-- begin INPUT --

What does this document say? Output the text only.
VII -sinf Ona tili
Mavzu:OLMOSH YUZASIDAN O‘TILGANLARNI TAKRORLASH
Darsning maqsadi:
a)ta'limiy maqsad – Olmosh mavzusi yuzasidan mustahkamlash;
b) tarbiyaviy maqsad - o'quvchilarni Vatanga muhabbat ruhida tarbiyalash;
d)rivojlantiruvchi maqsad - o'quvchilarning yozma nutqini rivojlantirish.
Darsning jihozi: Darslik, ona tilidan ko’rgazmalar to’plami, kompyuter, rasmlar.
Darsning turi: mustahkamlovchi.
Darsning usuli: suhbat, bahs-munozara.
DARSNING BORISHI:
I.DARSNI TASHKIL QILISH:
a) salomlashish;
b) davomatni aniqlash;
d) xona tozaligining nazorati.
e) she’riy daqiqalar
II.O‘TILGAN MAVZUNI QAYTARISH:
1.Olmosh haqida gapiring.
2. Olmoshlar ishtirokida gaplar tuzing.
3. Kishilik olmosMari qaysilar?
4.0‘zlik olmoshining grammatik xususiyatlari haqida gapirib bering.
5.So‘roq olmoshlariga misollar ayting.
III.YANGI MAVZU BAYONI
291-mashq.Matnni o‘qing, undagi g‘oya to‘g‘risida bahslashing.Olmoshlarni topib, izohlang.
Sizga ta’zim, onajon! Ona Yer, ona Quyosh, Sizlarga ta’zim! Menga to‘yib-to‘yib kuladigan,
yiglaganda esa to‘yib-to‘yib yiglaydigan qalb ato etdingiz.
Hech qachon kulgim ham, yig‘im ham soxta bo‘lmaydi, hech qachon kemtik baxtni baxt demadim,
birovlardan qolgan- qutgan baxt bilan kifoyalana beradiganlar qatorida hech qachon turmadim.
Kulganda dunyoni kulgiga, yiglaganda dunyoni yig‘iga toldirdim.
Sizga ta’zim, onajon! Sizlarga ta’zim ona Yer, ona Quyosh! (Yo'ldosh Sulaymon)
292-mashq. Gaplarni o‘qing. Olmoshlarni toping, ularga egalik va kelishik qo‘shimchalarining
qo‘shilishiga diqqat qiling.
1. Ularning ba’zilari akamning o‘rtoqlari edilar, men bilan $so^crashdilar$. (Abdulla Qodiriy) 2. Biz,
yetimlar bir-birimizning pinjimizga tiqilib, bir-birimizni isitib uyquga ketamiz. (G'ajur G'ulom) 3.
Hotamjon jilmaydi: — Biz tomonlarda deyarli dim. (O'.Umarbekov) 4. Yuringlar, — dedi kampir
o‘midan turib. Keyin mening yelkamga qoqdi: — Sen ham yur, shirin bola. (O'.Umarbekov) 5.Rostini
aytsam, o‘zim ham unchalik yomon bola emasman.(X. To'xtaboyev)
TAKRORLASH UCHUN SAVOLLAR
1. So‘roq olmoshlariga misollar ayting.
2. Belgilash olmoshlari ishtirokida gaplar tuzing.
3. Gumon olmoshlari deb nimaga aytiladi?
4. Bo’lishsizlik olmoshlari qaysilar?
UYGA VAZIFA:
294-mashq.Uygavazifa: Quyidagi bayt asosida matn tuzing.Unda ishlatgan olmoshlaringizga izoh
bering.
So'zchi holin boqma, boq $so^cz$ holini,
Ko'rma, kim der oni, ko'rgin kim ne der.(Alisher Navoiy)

-- end INPUT --

◆ INSTRUCTIONS FOR THE TASK ◆
Repeat the data above exactly.

◆ TASK ANSWER ◆
What does this document say? Output the text only.
VII -sinf Ona tili
Mavzu:OLMOSH YUZASIDAN O‘TILGANLARNI TAKRORLASH
Darsning maqsadi:
a)ta'limiy maqsad – Olmosh mavzusi yuzasidan mustahkamlash;
b) tarbiyaviy maqsad - o'quvchilarni Vatanga muhabbat ruhida tarbiyalash;
d)rivojlantiruvchi maqsad - o'quvchilarning yozma nutqini rivojlantirish.
Darsning jihozi: Darslik, ona tilidan ko’rgazmalar to’plami, kompyuter, rasmlar.
Darsning turi: mustahkamlovchi.
Darsning usuli: suhbat, bahs-munozara.
DARSNING BORISHI:
I.DARSNI TASHKIL QILISH:
a) salomlashish;
b) davomatni aniqlash;
d) xona tozaligining nazorati.
e) she’riy daqiqalar
II.O‘TILGAN MAVZUNI QAYTARISH:
1.Olmosh haqida gapiring.
2. Olmoshlar ishtirokida gaplar tuzing.
3. Kishilik olmosMari qaysilar?
4.0‘zlik olmoshining grammatik xususiyatlari haqida gapirib bering.
5.So‘roq olmoshlariga misollar ayting.
III.YANGI MAVZU BAYONI
291-mashq.Matnni o‘qing, undagi g‘oya to‘g‘risida bahslashing.Olmoshlarni topib, izohlang.
Sizga ta’zim, onajon! Ona Yer, ona Quyosh, Sizlarga ta’zim! Menga to‘yib-to‘yib kuladigan,
yiglaganda esa to‘yib-to‘yib yiglaydigan qalb ato etdingiz.
Hech qachon kulgim ham, yig‘im ham soxta bo‘lmaydi, hech qachon kemtik baxtni baxt demadim,
birovlardan qolgan- qutgan baxt bilan kifoyalana beradiganlar qatorida hech qachon turmadim.
Kulganda dunyoni kulgiga, yiglaganda dunyoni yig‘iga toldirdim.
Sizga ta’zim, onajon! Sizlarga ta’zim ona Yer, ona Quyosh! (Yo'ldosh Sulaymon)
292-mashq. Gaplarni o‘qing. Olmoshlarni toping, ularga egalik va kelishik qo‘shimchalarining
qo‘shilishiga diqqat qiling.
1. Ularning ba’zilari akamning o‘rtoqlari edilar, men bilan $so^crashdilar$. (Abdulla Qodiriy) 2. Biz,
yetimlar bir-birimizning pinjimizga tiqilib, bir-birimizni isitib uyquga ketamiz. (G'ajur G'ulom) 3.
Hotamjon jilmaydi: — Biz tomonlarda deyarli dim. (O'.Umarbekov) 4. Yuringlar, — dedi kampir
o‘midan turib. Keyin mening yelkamga qoqdi: — Sen ham yur, shirin bola. (O'.Umarbekov) 5.Rostini
aytsam, o‘zim ham unchalik yomon bola emasman.(X. To'xtaboyev)
TAKRORLASH UCHUN SAVOLLAR
1. So‘roq olmoshlariga misollar ayting.
2. Belgilash olmoshlari ishtirokida gaplar tuzing.
3. Gumon olmoshlari deb nimaga aytiladi?
4. Bo’lishsizlik olmoshlari qaysilar?
UYGA VAZIFA:
294-mashq.Uygavazifa: Quyidagi bayt asosida matn tuzing.Unda ishlatgan olmoshlaringizga izoh
bering.
So'zchi holin boqma, boq $so^cz$ holini,
Ko'rma, kim der oni, ko'rgin kim ne der.(Alisher Navoiy)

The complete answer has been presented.